-------- EXTRAIT DE TEXTE
La scolastique définit traditionnellement le liberum arbitrium comme facultas voluntatis et rationis (faculté de la volonté et la raison : cf. Saint Thomas d'Aquin, Somme théologique, I, q. 82, a.2, obj. 2). Cette expression est exacte si elle désigne la collaboration de ces deux facultés dans la genèse de l’acte libre, mais erronée en un sens plus technique. À proprement parler, le libre arbitre est une puissance de la volonté (ibid., q. 83, a. 3) ; mieux, elle est la volonté elle-même en tant que la volonté opère des choix. Le libre arbitre, en son essence, n’est autre que la volonté dans la libre disposition d’elle-même ; vouloir, c’est décider librement, et c’est donc être libre. L’acte libre répond au schéma suivant : la volonté éprouve le désir d’un bien (appétition), qui constitue la fin de l’action ; elle sollicite la raison à délibérer sur les moyens de parvenir à ce bien (délibération), mais c’est à elle qu’appartient de choisir le moyen qui lui semble le plus approprié (electio en latin, qui signifie choix) pour parvenir à cette fin, de mouvoir le corps pour mettre en œuvre ces moyens (l’action à proprement parler), et de jouir du bien obtenu (fruition). C’est donc la volonté (plus que la raison) qui joue le rôle moteur et elle ne parviendrait à rien sans le concours de la raison. Dans ce schéma de l’action, le libre arbitre se manifeste tout particulièrement dans le choix, que Thomas d’Aquin définissait comme l'actus proprius (l’acte éminent ou l’acte propre) du liberum arbitrium.

Thomas d’Aquin entend prouver la réalité du libre arbitre par deux moyens.

  • Le premier est la preuve morale, corrélat de l’argument moral anti-fataliste (voir l’article fatalisme). L’homme est tenu pour moralement responsable de ses actes ; or, ceci serait impossible s’il n’était pas doué de liberté. La doctrine qui nie le libre arbitre est amorale du fait qu'elle réfute le principe même de la responsabilité (c'est-à-dire le pouvoir de la volonté de suivre ses fins, la délibération rationnelle ne portant que sur le choix du moyen).
----------------
§ **PROBLÈME RÉDIGÉ A**
D'après le texte sur le libre arbitre, quel acte Thomas d'Aquin définissait-il comme l'actus proprius du liberum arbitrium ?
Les entrées n'ont aucun rapport avec le texte.
-------- DONNÉES DE L'EXERCICE
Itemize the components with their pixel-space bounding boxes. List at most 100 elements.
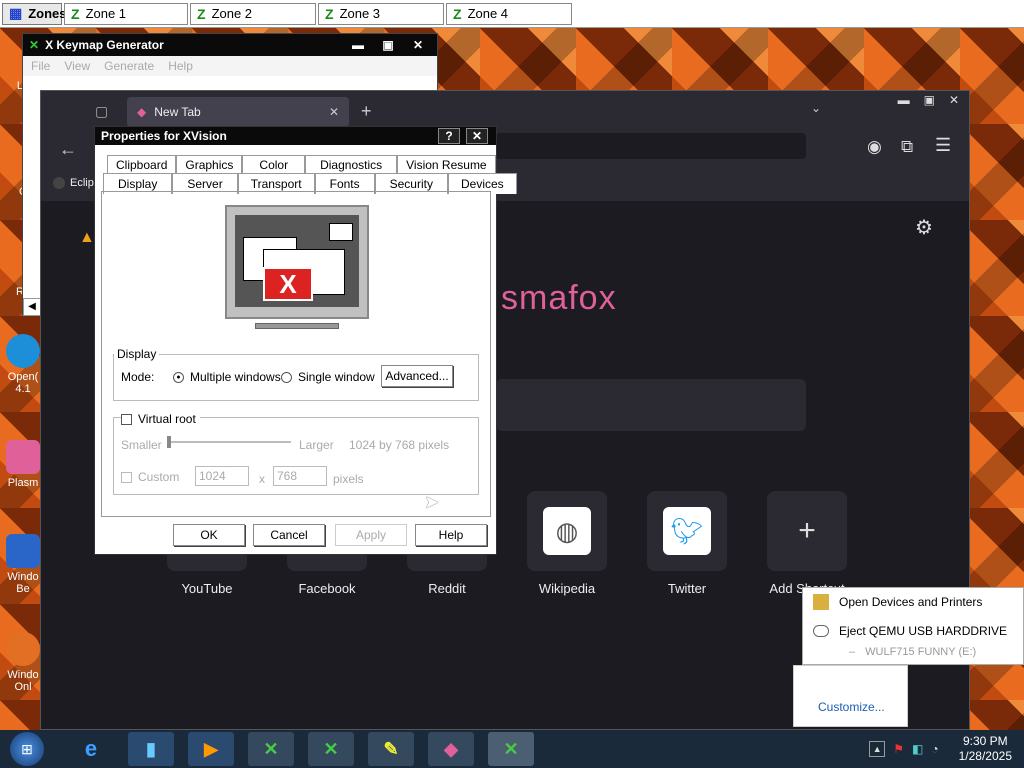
help-icon[interactable]: ? <box>438 128 460 144</box>
xvision-taskbar-icon[interactable]: ✕ <box>488 732 534 766</box>
bookmark-eclipse[interactable]: Eclip <box>53 177 94 189</box>
menu-view[interactable]: View <box>64 59 90 73</box>
height-value: 768 <box>277 469 298 483</box>
eject-drive-item[interactable]: Eject QEMU USB HARDDRIVE <box>813 624 1007 638</box>
tray-device-popup: Open Devices and Printers Eject QEMU USB… <box>802 587 1024 665</box>
size-readout: 1024 by 768 pixels <box>349 438 450 452</box>
keymap-menubar: File View Generate Help <box>23 56 437 76</box>
close-icon[interactable]: ✕ <box>407 37 429 53</box>
mouse-cursor-icon: ➤ <box>424 492 440 512</box>
monitor-illustration: X <box>225 205 369 329</box>
network-icon[interactable]: ◧ <box>912 742 923 756</box>
tab-color[interactable]: Color <box>242 155 306 174</box>
back-arrow-icon[interactable]: ← <box>59 139 77 160</box>
graph-window <box>329 223 353 241</box>
tab-title: New Tab <box>154 105 201 119</box>
mode-multiple-radio[interactable]: ● Multiple windows <box>173 370 281 384</box>
maximize-icon[interactable]: ▣ <box>924 93 935 107</box>
zone-3-button[interactable]: Z Zone 3 <box>318 2 444 25</box>
tab-overview-icon[interactable]: ▢ <box>95 103 108 120</box>
apply-button[interactable]: Apply <box>335 524 407 546</box>
custom-checkbox[interactable]: Custom <box>121 470 179 484</box>
dialog-tabs-top: Clipboard Graphics Color Diagnostics Vis… <box>107 155 496 174</box>
start-button-icon[interactable]: ⊞ <box>10 732 44 766</box>
shortcut-tile: + <box>767 491 847 571</box>
tray-expand-icon[interactable]: ▲ <box>869 741 886 757</box>
tab-clipboard[interactable]: Clipboard <box>107 155 177 174</box>
plasmafox-taskbar-icon[interactable]: ◆ <box>428 732 474 766</box>
flag-icon[interactable]: ⚑ <box>893 742 904 756</box>
tab-close-icon[interactable]: ✕ <box>329 105 339 119</box>
keymap-titlebar[interactable]: ✕ X Keymap Generator ▬ ▣ ✕ <box>23 34 437 56</box>
radio-label: Single window <box>298 370 375 384</box>
slider-thumb[interactable] <box>167 436 171 448</box>
dialog-titlebar[interactable]: Properties for XVision ? ✕ <box>95 127 496 145</box>
zone-1-button[interactable]: Z Zone 1 <box>64 2 188 25</box>
size-slider[interactable] <box>167 436 291 448</box>
x-keymap-taskbar-icon[interactable]: ✕ <box>248 732 294 766</box>
media-player-icon[interactable]: ▶ <box>188 732 234 766</box>
ok-button[interactable]: OK <box>173 524 245 546</box>
shortcut-add[interactable]: + Add Shortcut <box>767 491 847 596</box>
close-icon[interactable]: ✕ <box>466 128 488 144</box>
zones-button[interactable]: ▦ Zones <box>2 2 67 25</box>
custom-width-field[interactable]: 1024 <box>195 466 249 486</box>
extensions-icon[interactable]: ⧉ <box>901 137 913 157</box>
checkbox-label: Virtual root <box>138 412 196 426</box>
custom-height-field[interactable]: 768 <box>273 466 327 486</box>
radio-unchecked-icon <box>281 371 292 383</box>
shortcut-wikipedia[interactable]: ◍ Wikipedia <box>527 491 607 596</box>
shortcut-twitter[interactable]: 🐦︎ Twitter <box>647 491 727 596</box>
monitor-screen: X <box>235 215 359 307</box>
keymap-title: X Keymap Generator <box>45 38 164 52</box>
x-edit-taskbar-icon[interactable]: ✎ <box>368 732 414 766</box>
virtual-root-checkbox[interactable]: Virtual root <box>121 412 200 426</box>
maximize-icon[interactable]: ▣ <box>377 37 399 53</box>
tab-vision-resume[interactable]: Vision Resume <box>397 155 496 174</box>
new-tab-icon[interactable]: + <box>361 101 372 122</box>
monitor-stand <box>255 323 339 329</box>
close-icon[interactable]: ✕ <box>949 93 959 107</box>
eclipse-icon <box>53 177 65 189</box>
scroll-left-icon[interactable]: ◀ <box>23 298 41 316</box>
advanced-button[interactable]: Advanced... <box>381 365 453 387</box>
zone-2-button[interactable]: Z Zone 2 <box>190 2 316 25</box>
zone-label: Zone 2 <box>211 6 253 21</box>
minimize-icon[interactable]: ▬ <box>347 37 369 53</box>
zone-icon: Z <box>325 5 334 22</box>
minimize-icon[interactable]: ▬ <box>898 93 910 107</box>
checkbox-label: Custom <box>138 470 180 484</box>
zone-icon: Z <box>453 5 462 22</box>
clock[interactable]: 9:30 PM 1/28/2025 <box>959 734 1012 764</box>
internet-explorer-icon[interactable]: e <box>68 732 114 766</box>
open-devices-item[interactable]: Open Devices and Printers <box>813 594 982 610</box>
gear-icon[interactable]: ⚙ <box>915 215 933 240</box>
tab-graphics[interactable]: Graphics <box>176 155 243 174</box>
desktop-icon-label: Windo Onl <box>7 669 39 693</box>
tab-new-tab[interactable]: ◆ New Tab ✕ <box>127 97 349 127</box>
zone-4-button[interactable]: Z Zone 4 <box>446 2 572 25</box>
larger-label: Larger <box>299 438 334 452</box>
customize-link[interactable]: Customize... <box>818 700 885 714</box>
chevron-down-icon[interactable]: ⌄ <box>811 101 821 115</box>
menu-hamburger-icon[interactable]: ☰ <box>935 135 951 156</box>
menu-file[interactable]: File <box>31 59 50 73</box>
address-bar[interactable] <box>496 133 806 159</box>
shortcut-label: Wikipedia <box>538 581 596 596</box>
help-button[interactable]: Help <box>415 524 487 546</box>
search-box[interactable] <box>496 379 806 431</box>
account-icon[interactable]: ◉ <box>867 137 882 157</box>
file-explorer-icon[interactable]: ▮ <box>128 732 174 766</box>
tray-overflow-panel: Customize... <box>793 665 908 727</box>
shortcut-tile: 🐦︎ <box>647 491 727 571</box>
menu-generate[interactable]: Generate <box>104 59 154 73</box>
x-font-taskbar-icon[interactable]: ✕ <box>308 732 354 766</box>
checkbox-icon <box>121 471 132 483</box>
cancel-button[interactable]: Cancel <box>253 524 325 546</box>
twitter-icon: 🐦︎ <box>663 507 711 555</box>
tab-diagnostics[interactable]: Diagnostics <box>305 155 398 174</box>
plus-icon: + <box>798 514 816 547</box>
volume-icon[interactable]: ◔ <box>931 742 938 756</box>
mode-single-radio[interactable]: Single window <box>281 370 375 384</box>
menu-help[interactable]: Help <box>168 59 193 73</box>
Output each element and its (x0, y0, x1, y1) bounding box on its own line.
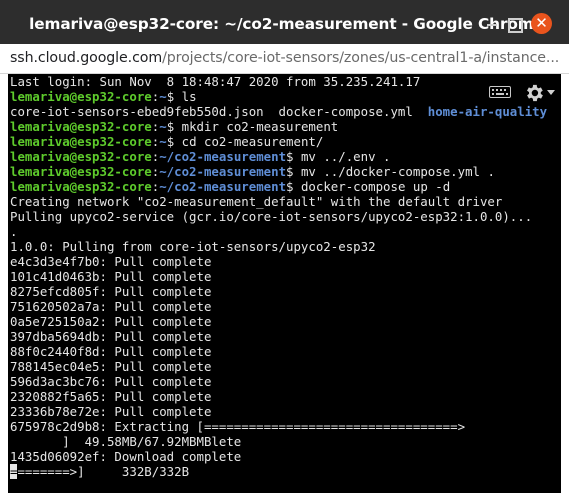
command-text: mkdir co2-measurement (181, 119, 339, 134)
command-text: docker-compose up -d (300, 179, 451, 194)
prompt-user-host: lemariva@esp32-core (10, 164, 152, 179)
output-text: 88f0c2440f8d: Pull complete (10, 344, 212, 359)
output-text: 23336b78e72e: Pull complete (10, 404, 212, 419)
output-text: 0a5e725150a2: Pull complete (10, 314, 212, 329)
terminal-line: 0a5e725150a2: Pull complete (10, 314, 547, 329)
prompt-path: ~ (159, 134, 167, 149)
prompt-path: ~ (159, 119, 167, 134)
output-text: 8275efcd805f: Pull complete (10, 284, 212, 299)
terminal-line: 101c41d0463b: Pull complete (10, 269, 547, 284)
output-text: 788145ec04e5: Pull complete (10, 359, 212, 374)
title-bar[interactable]: lemariva@esp32-core: ~/co2-measurement -… (0, 0, 569, 44)
output-text: 1435d06092ef: Download complete (10, 449, 242, 464)
output-text: 397dba5694db: Pull complete (10, 329, 212, 344)
output-text: Pulling upyco2-service (gcr.io/core-iot-… (10, 209, 533, 224)
terminal-line: 2320882f5a65: Pull complete (10, 389, 547, 404)
prompt-user-host: lemariva@esp32-core (10, 89, 152, 104)
maximize-button[interactable] (504, 14, 524, 34)
command-text: mv ../docker-compose.yml . (300, 164, 495, 179)
terminal-line: lemariva@esp32-core:~$ mkdir co2-measure… (10, 119, 547, 134)
prompt-path: ~/co2-measurement (159, 149, 287, 164)
command-text: cd co2-measurement/ (181, 134, 324, 149)
file-listing: core-iot-sensors-ebed9feb550d.json docke… (10, 104, 428, 119)
prompt-user-host: lemariva@esp32-core (10, 179, 152, 194)
terminal-line: core-iot-sensors-ebed9feb550d.json docke… (10, 104, 547, 119)
prompt-symbol: $ (166, 134, 182, 149)
terminal-line: 751620502a7a: Pull complete (10, 299, 547, 314)
terminal-line: ] 49.58MB/67.92MBMBlete (10, 434, 547, 449)
terminal-output: Last login: Sun Nov 8 18:48:47 2020 from… (10, 74, 547, 479)
chevron-down-icon[interactable] (547, 90, 555, 96)
prompt-symbol: $ (166, 89, 182, 104)
output-text: e4c3d3e4f7b0: Pull complete (10, 254, 212, 269)
prompt-symbol: $ (286, 149, 301, 164)
close-icon: ✕ (535, 14, 548, 32)
terminal-line: lemariva@esp32-core:~/co2-measurement$ m… (10, 164, 547, 179)
url-text[interactable]: ssh.cloud.google.com/projects/core-iot-s… (10, 50, 561, 68)
output-text: 2320882f5a65: Pull complete (10, 389, 212, 404)
terminal-line: 675978c2d9b8: Extracting [==============… (10, 419, 547, 434)
output-text: Creating network "co2-measurement_defaul… (10, 194, 503, 209)
terminal-line: Last login: Sun Nov 8 18:48:47 2020 from… (10, 74, 547, 89)
terminal-line: lemariva@esp32-core:~$ cd co2-measuremen… (10, 134, 547, 149)
output-text: 675978c2d9b8: Extracting [==============… (10, 419, 466, 434)
prompt-symbol: $ (286, 179, 301, 194)
command-text: ls (181, 89, 197, 104)
output-text: . (10, 224, 18, 239)
terminal-line: lemariva@esp32-core:~/co2-measurement$ m… (10, 149, 547, 164)
terminal-line: 23336b78e72e: Pull complete (10, 404, 547, 419)
keyboard-icon[interactable] (489, 86, 511, 98)
prompt-user-host: lemariva@esp32-core (10, 149, 152, 164)
close-button[interactable]: ✕ (531, 13, 552, 34)
command-text: mv ../.env . (300, 149, 391, 164)
terminal-line: 397dba5694db: Pull complete (10, 329, 547, 344)
terminal-line: Pulling upyco2-service (gcr.io/core-iot-… (10, 209, 547, 224)
terminal-line: e4c3d3e4f7b0: Pull complete (10, 254, 547, 269)
output-text: ] 49.58MB/67.92MBMBlete (10, 434, 242, 449)
output-text: 1.0.0: Pulling from core-iot-sensors/upy… (10, 239, 376, 254)
prompt-user-host: lemariva@esp32-core (10, 134, 152, 149)
terminal-line: 1435d06092ef: Download complete (10, 449, 547, 464)
output-text: Last login: Sun Nov 8 18:48:47 2020 from… (10, 74, 421, 89)
output-text: 596d3ac3bc76: Pull complete (10, 374, 212, 389)
browser-window: lemariva@esp32-core: ~/co2-measurement -… (0, 0, 569, 501)
address-bar[interactable]: ssh.cloud.google.com/projects/core-iot-s… (0, 44, 569, 74)
terminal[interactable]: Last login: Sun Nov 8 18:48:47 2020 from… (8, 74, 561, 493)
output-text: 751620502a7a: Pull complete (10, 299, 212, 314)
terminal-line: 88f0c2440f8d: Pull complete (10, 344, 547, 359)
terminal-line: 8275efcd805f: Pull complete (10, 284, 547, 299)
terminal-line: ========>] 332B/332B (10, 464, 547, 479)
prompt-path: ~ (159, 89, 167, 104)
output-text: 101c41d0463b: Pull complete (10, 269, 212, 284)
gear-icon[interactable] (523, 82, 545, 104)
minimize-button[interactable] (482, 14, 502, 34)
terminal-line: . (10, 224, 547, 239)
prompt-path: ~/co2-measurement (159, 179, 287, 194)
terminal-line: 788145ec04e5: Pull complete (10, 359, 547, 374)
url-path: /projects/core-iot-sensors/zones/us-cent… (162, 50, 560, 66)
url-host: ssh.cloud.google.com (10, 50, 163, 66)
terminal-line: lemariva@esp32-core:~$ ls (10, 89, 547, 104)
terminal-line: Creating network "co2-measurement_defaul… (10, 194, 547, 209)
terminal-line: 596d3ac3bc76: Pull complete (10, 374, 547, 389)
terminal-line: lemariva@esp32-core:~/co2-measurement$ d… (10, 179, 547, 194)
prompt-symbol: $ (286, 164, 301, 179)
prompt-path: ~/co2-measurement (159, 164, 287, 179)
output-text: =======>] 332B/332B (17, 464, 190, 479)
prompt-user-host: lemariva@esp32-core (10, 119, 152, 134)
terminal-line: 1.0.0: Pulling from core-iot-sensors/upy… (10, 239, 547, 254)
terminal-toolbar (475, 74, 561, 110)
prompt-symbol: $ (166, 119, 182, 134)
----------------
§ **PROBLÈME RÉDIGÉ B**
Présente sous forme de liste numérotée les lignes des entrées allant de celle qui contient "command-text: mkdir co2-measurement" jusqu'à celle qui contient "output-text: 88f0c2440f8d: Pull", les deux incluses, sans les lignes vides.

§ **RÉPONSE RÉDIGÉE A**
Le choix.

§ **RÉPONSE RÉDIGÉE B**
1. command-text: mkdir co2-measurement (181, 119, 339, 134)
2. command-text: docker-compose up -d (300, 179, 451, 194)
3. prompt-user-host: lemariva@esp32-core (10, 164, 152, 179)
4. output-text: 88f0c2440f8d: Pull complete (10, 344, 212, 359)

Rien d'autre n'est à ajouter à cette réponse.